Start Material to process

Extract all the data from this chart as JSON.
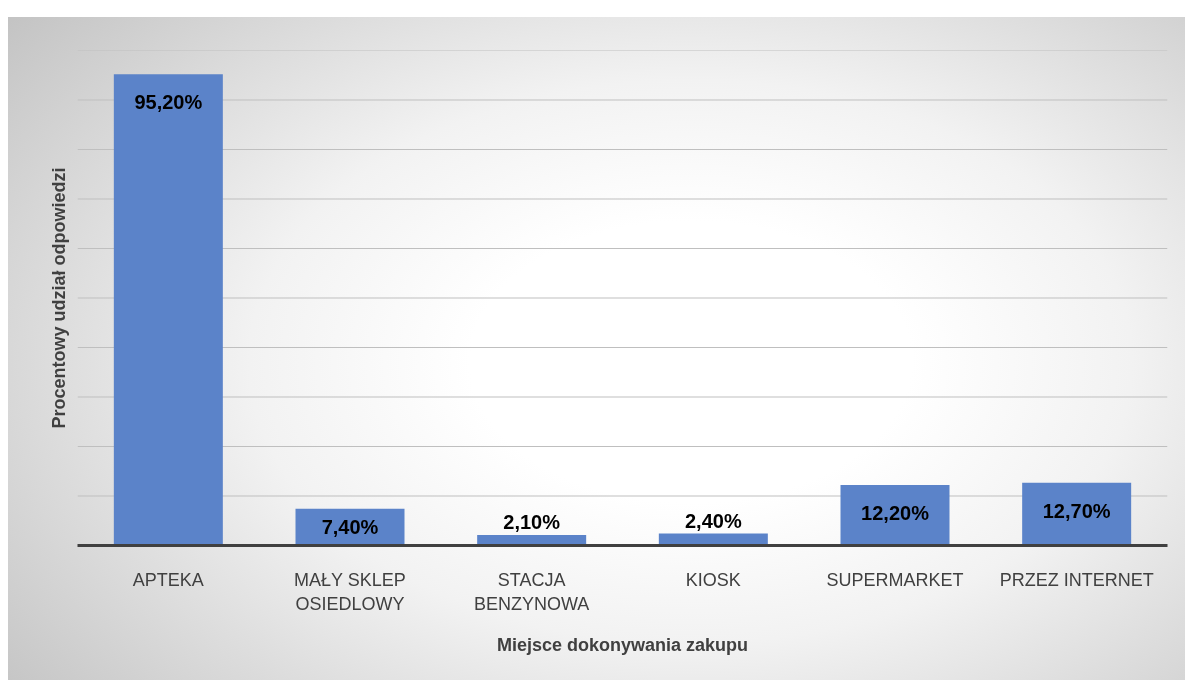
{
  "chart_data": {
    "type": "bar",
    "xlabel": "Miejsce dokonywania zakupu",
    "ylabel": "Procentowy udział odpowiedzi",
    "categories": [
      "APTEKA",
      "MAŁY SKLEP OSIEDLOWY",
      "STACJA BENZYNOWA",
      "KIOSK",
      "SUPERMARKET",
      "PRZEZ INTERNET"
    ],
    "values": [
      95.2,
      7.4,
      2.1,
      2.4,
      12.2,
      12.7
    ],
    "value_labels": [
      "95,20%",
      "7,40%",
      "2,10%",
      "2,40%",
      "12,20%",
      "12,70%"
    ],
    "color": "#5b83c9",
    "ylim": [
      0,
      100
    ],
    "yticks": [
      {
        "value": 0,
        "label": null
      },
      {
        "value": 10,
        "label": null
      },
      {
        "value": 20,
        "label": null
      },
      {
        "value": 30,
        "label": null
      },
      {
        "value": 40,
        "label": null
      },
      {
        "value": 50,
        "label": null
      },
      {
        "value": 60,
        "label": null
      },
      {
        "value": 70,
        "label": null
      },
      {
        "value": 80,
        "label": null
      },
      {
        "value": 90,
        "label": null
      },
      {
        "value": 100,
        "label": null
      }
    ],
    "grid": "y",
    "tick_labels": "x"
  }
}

End Material to process

> **Set task**
Take the entries shown above and quote them verbatim, passing over the pictures.

> **Task result**
Extract all the data from this chart as JSON.
{
  "chart_data": {
    "type": "bar",
    "xlabel": "Miejsce dokonywania zakupu",
    "ylabel": "Procentowy udział odpowiedzi",
    "categories": [
      "APTEKA",
      "MAŁY SKLEP OSIEDLOWY",
      "STACJA BENZYNOWA",
      "KIOSK",
      "SUPERMARKET",
      "PRZEZ INTERNET"
    ],
    "values": [
      95.2,
      7.4,
      2.1,
      2.4,
      12.2,
      12.7
    ],
    "value_labels": [
      "95,20%",
      "7,40%",
      "2,10%",
      "2,40%",
      "12,20%",
      "12,70%"
    ],
    "color": "#5b83c9",
    "ylim": [
      0,
      100
    ],
    "yticks": [
      {
        "value": 0,
        "label": null
      },
      {
        "value": 10,
        "label": null
      },
      {
        "value": 20,
        "label": null
      },
      {
        "value": 30,
        "label": null
      },
      {
        "value": 40,
        "label": null
      },
      {
        "value": 50,
        "label": null
      },
      {
        "value": 60,
        "label": null
      },
      {
        "value": 70,
        "label": null
      },
      {
        "value": 80,
        "label": null
      },
      {
        "value": 90,
        "label": null
      },
      {
        "value": 100,
        "label": null
      }
    ],
    "grid": "y",
    "tick_labels": "x"
  }
}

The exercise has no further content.